Locate the lines that hold the string "Auto". Copy every such line.
───── Input ─────
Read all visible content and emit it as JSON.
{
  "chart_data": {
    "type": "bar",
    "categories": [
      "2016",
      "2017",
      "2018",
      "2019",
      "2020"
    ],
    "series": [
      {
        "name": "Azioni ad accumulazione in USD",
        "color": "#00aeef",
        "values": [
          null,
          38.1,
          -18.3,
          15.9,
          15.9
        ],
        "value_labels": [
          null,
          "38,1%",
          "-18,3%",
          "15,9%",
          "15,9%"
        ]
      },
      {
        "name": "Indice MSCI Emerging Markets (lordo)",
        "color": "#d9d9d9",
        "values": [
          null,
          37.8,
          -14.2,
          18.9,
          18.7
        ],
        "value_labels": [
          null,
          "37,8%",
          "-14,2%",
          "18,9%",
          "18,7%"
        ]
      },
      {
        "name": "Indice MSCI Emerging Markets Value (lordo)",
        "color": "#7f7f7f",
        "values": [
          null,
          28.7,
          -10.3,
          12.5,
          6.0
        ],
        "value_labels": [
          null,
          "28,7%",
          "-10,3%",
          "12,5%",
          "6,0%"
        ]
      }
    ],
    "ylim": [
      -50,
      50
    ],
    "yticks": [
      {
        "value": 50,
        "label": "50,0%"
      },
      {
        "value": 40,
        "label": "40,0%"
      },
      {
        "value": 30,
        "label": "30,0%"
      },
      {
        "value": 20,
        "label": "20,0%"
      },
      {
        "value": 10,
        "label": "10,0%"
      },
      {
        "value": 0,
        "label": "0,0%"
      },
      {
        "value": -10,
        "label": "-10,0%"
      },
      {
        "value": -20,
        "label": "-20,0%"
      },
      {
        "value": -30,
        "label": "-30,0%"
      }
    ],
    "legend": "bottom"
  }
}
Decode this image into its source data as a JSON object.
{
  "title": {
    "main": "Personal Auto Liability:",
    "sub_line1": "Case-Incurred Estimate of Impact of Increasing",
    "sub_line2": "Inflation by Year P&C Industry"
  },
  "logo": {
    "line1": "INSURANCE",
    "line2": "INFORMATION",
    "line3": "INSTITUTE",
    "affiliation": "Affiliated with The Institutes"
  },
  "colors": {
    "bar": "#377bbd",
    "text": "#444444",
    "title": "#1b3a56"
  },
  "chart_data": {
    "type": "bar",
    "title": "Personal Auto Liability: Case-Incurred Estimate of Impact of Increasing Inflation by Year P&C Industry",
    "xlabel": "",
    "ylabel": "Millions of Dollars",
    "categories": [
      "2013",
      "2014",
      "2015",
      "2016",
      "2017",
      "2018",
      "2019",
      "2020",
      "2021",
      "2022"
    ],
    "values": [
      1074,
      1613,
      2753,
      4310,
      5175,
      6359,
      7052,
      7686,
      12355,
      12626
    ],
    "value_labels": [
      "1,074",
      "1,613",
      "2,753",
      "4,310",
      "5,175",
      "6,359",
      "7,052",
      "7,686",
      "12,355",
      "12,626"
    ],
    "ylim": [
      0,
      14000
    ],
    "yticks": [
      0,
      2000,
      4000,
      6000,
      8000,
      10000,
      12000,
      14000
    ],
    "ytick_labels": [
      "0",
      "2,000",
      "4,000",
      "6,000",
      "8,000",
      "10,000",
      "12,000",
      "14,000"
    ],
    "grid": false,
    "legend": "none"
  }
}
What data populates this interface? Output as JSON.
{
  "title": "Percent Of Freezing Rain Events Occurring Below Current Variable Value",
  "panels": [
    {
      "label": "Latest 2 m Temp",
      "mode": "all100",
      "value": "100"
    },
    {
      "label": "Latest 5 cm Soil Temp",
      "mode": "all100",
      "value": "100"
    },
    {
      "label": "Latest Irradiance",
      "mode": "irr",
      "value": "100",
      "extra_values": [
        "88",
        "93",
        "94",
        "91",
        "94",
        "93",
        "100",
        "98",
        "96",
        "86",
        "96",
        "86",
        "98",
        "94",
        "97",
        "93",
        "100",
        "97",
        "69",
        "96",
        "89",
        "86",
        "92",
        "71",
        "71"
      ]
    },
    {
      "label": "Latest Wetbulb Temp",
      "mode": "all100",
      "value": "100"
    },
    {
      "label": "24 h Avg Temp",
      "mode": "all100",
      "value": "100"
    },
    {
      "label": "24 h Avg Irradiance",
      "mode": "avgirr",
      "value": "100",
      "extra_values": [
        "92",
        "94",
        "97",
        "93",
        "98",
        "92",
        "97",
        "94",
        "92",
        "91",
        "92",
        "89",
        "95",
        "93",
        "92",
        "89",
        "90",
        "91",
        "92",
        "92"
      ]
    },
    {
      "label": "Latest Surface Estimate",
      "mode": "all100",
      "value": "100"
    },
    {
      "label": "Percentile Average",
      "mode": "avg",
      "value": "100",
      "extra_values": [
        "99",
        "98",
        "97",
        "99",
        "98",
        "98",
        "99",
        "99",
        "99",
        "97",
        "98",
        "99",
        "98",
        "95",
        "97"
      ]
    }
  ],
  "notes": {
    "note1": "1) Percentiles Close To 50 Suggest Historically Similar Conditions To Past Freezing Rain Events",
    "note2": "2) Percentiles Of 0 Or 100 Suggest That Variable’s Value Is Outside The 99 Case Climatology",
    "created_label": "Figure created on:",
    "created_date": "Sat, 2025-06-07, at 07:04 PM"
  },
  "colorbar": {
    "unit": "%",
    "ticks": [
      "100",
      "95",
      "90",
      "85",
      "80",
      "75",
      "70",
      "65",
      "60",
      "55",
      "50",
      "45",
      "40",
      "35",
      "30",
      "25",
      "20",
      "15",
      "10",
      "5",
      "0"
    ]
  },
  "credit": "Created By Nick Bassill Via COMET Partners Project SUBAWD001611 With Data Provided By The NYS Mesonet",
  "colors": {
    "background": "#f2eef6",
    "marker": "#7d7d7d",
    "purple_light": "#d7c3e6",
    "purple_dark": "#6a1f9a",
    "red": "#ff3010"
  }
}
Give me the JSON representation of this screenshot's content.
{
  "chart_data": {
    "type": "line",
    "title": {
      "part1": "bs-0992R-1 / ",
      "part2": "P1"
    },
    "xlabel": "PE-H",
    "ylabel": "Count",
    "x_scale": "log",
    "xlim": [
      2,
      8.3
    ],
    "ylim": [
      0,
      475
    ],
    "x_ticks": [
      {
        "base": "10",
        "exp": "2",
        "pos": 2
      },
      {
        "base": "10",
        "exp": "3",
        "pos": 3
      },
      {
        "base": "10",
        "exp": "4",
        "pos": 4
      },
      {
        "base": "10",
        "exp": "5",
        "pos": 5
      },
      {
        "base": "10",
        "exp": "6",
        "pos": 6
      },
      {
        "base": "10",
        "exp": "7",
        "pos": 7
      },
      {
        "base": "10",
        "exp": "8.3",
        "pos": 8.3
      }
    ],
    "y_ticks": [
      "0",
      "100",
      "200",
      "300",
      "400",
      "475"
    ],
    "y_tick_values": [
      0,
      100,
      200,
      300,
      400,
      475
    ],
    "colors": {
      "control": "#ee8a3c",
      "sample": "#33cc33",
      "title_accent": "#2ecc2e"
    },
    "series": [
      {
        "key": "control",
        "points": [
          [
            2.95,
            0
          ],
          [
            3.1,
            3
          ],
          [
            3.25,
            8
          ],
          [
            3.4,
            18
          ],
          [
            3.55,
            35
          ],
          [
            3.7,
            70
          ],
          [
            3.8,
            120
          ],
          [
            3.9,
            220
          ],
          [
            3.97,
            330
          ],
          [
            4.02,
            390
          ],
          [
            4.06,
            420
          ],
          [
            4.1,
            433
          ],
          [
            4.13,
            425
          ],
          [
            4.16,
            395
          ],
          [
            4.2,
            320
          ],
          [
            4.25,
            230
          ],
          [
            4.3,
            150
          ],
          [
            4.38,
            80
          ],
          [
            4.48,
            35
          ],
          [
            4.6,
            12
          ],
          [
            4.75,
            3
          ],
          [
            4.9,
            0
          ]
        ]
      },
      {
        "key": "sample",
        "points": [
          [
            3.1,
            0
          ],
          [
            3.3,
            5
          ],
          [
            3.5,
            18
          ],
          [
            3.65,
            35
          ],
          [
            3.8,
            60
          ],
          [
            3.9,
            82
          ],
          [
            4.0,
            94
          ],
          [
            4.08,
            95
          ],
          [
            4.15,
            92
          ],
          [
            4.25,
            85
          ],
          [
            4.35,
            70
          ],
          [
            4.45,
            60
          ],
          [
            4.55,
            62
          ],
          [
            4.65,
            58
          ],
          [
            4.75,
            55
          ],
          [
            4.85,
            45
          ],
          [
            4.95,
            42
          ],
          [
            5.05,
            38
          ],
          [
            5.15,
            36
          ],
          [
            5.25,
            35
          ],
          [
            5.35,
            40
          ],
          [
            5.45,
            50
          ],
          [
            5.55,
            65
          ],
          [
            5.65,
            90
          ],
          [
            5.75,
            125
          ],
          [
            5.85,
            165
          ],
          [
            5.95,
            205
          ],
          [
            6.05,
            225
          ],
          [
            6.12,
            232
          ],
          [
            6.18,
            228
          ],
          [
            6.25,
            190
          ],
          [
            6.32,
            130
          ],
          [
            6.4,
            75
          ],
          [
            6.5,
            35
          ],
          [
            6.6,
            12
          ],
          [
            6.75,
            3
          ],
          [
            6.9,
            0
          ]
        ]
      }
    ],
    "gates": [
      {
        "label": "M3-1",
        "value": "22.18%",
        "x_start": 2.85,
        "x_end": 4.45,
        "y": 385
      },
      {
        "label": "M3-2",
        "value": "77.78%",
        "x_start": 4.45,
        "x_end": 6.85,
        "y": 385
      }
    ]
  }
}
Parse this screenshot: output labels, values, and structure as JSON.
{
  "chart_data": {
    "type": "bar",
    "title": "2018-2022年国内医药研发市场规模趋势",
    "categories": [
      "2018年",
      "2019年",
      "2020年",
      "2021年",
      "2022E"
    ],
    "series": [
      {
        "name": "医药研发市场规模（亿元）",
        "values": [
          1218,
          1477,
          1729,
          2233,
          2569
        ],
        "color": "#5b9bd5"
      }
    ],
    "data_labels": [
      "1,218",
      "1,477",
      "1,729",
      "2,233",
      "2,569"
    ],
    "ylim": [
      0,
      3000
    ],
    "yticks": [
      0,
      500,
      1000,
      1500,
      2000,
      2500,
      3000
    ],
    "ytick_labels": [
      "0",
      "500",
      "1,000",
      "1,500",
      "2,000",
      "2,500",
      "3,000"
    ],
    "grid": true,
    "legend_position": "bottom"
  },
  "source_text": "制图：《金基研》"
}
─────
The answer:
    "main": "Personal Auto Liability:",
    "title": "Personal Auto Liability: Case-Incurred Estimate of Impact of Increasing Inflation by Year P&C Industry",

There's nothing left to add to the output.